:: Objective ::
Set down the material once more, exactly as it appears.

:: Provided data ::
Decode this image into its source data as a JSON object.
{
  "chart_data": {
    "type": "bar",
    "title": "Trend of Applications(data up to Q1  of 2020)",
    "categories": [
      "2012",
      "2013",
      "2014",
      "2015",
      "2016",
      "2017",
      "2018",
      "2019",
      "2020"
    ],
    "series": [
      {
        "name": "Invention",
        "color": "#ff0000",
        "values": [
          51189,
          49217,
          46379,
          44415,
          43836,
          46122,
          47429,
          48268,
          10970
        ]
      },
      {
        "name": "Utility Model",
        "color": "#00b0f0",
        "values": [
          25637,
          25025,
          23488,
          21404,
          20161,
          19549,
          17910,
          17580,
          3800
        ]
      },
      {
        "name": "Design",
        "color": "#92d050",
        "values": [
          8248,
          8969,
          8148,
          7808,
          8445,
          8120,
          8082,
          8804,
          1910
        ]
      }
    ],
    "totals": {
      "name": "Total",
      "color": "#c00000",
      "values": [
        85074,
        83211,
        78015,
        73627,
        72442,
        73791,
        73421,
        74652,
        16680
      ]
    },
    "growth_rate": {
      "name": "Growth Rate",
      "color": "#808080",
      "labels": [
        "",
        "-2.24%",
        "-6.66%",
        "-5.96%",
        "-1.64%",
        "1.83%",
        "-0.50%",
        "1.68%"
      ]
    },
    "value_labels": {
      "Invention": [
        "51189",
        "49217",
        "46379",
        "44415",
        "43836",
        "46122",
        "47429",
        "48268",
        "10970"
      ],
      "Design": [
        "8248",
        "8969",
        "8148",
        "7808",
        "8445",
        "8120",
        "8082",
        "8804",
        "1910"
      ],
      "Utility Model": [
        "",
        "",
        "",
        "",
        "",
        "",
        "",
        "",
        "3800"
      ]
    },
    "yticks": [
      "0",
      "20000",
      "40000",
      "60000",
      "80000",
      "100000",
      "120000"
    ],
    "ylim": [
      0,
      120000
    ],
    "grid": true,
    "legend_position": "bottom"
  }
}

:: Exercise output ::
Decode this image into its source data as a JSON object.
{
  "chart_data": {
    "type": "bar",
    "title": "Trend of Applications(data up to Q1  of 2020)",
    "categories": [
      "2012",
      "2013",
      "2014",
      "2015",
      "2016",
      "2017",
      "2018",
      "2019",
      "2020"
    ],
    "series": [
      {
        "name": "Invention",
        "color": "#ff0000",
        "values": [
          51189,
          49217,
          46379,
          44415,
          43836,
          46122,
          47429,
          48268,
          10970
        ]
      },
      {
        "name": "Utility Model",
        "color": "#00b0f0",
        "values": [
          25637,
          25025,
          23488,
          21404,
          20161,
          19549,
          17910,
          17580,
          3800
        ]
      },
      {
        "name": "Design",
        "color": "#92d050",
        "values": [
          8248,
          8969,
          8148,
          7808,
          8445,
          8120,
          8082,
          8804,
          1910
        ]
      }
    ],
    "totals": {
      "name": "Total",
      "color": "#c00000",
      "values": [
        85074,
        83211,
        78015,
        73627,
        72442,
        73791,
        73421,
        74652,
        16680
      ]
    },
    "growth_rate": {
      "name": "Growth Rate",
      "color": "#808080",
      "labels": [
        "",
        "-2.24%",
        "-6.66%",
        "-5.96%",
        "-1.64%",
        "1.83%",
        "-0.50%",
        "1.68%"
      ]
    },
    "value_labels": {
      "Invention": [
        "51189",
        "49217",
        "46379",
        "44415",
        "43836",
        "46122",
        "47429",
        "48268",
        "10970"
      ],
      "Design": [
        "8248",
        "8969",
        "8148",
        "7808",
        "8445",
        "8120",
        "8082",
        "8804",
        "1910"
      ],
      "Utility Model": [
        "",
        "",
        "",
        "",
        "",
        "",
        "",
        "",
        "3800"
      ]
    },
    "yticks": [
      "0",
      "20000",
      "40000",
      "60000",
      "80000",
      "100000",
      "120000"
    ],
    "ylim": [
      0,
      120000
    ],
    "grid": true,
    "legend_position": "bottom"
  }
}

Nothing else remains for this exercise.